Directions for this task: Copy, from the entries below, each line in which the string "ylabel" appears.

▬▬▬▬▬▬▬▬▬▬

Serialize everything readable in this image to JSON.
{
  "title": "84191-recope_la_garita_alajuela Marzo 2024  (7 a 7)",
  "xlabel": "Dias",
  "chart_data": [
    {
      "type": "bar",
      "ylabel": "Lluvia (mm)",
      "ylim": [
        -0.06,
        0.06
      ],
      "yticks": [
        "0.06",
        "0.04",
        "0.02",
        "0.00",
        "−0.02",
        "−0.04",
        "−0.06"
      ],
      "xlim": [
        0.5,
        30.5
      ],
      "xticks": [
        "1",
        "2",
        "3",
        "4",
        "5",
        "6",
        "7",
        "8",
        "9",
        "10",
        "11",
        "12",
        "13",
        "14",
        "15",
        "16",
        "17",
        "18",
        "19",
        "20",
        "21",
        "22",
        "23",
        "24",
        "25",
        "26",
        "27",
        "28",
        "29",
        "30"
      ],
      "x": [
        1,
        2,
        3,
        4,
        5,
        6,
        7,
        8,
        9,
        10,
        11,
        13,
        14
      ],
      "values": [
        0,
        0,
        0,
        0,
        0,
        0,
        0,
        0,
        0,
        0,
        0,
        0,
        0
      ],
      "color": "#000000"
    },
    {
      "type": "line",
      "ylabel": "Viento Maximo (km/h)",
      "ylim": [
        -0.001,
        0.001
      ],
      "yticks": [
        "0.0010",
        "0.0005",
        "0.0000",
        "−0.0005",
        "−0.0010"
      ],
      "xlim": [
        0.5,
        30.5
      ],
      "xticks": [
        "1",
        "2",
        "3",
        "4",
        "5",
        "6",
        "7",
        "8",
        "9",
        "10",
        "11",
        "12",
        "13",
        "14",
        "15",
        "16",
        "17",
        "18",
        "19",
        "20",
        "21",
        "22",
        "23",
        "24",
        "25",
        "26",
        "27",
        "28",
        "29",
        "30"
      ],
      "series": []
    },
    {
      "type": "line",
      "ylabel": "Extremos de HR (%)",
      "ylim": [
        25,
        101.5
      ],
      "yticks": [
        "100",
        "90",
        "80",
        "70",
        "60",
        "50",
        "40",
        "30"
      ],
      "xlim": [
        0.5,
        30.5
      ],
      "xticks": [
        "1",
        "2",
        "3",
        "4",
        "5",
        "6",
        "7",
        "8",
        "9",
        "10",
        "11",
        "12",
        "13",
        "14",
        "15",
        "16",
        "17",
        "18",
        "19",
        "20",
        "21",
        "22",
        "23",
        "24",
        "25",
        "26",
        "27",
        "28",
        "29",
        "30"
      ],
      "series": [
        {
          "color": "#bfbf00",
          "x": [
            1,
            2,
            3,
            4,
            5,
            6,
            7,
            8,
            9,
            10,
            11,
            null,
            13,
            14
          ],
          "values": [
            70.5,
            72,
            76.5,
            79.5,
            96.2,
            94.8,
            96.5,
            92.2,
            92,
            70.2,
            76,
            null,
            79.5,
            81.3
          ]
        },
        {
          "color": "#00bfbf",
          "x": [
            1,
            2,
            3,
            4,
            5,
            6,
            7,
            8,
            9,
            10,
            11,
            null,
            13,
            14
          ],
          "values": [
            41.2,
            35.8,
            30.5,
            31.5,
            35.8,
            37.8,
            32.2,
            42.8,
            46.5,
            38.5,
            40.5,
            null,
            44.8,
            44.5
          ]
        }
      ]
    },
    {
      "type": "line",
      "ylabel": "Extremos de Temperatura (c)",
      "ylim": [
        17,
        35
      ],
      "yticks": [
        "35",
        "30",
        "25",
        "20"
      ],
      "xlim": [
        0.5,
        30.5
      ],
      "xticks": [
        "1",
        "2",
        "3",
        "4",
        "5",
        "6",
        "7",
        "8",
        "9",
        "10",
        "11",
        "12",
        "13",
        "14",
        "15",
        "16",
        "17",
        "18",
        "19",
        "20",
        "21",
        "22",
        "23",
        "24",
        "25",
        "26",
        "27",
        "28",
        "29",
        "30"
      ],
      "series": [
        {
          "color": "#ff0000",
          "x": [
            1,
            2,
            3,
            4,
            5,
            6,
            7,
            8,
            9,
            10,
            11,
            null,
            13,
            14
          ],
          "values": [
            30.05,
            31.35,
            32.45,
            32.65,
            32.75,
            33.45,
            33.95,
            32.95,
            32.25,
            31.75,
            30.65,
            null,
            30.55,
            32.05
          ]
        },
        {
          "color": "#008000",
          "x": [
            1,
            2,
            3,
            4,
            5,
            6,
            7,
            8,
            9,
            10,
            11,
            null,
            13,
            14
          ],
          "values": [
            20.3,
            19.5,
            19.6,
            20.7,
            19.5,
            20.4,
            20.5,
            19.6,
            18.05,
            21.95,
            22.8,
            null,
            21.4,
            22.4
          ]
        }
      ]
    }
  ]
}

▬▬▬▬▬▬▬▬▬▬

Task result:
      "ylabel": "Lluvia (mm)",
      "ylabel": "Viento Maximo (km/h)",
      "ylabel": "Extremos de HR (%)",
      "ylabel": "Extremos de Temperatura (c)",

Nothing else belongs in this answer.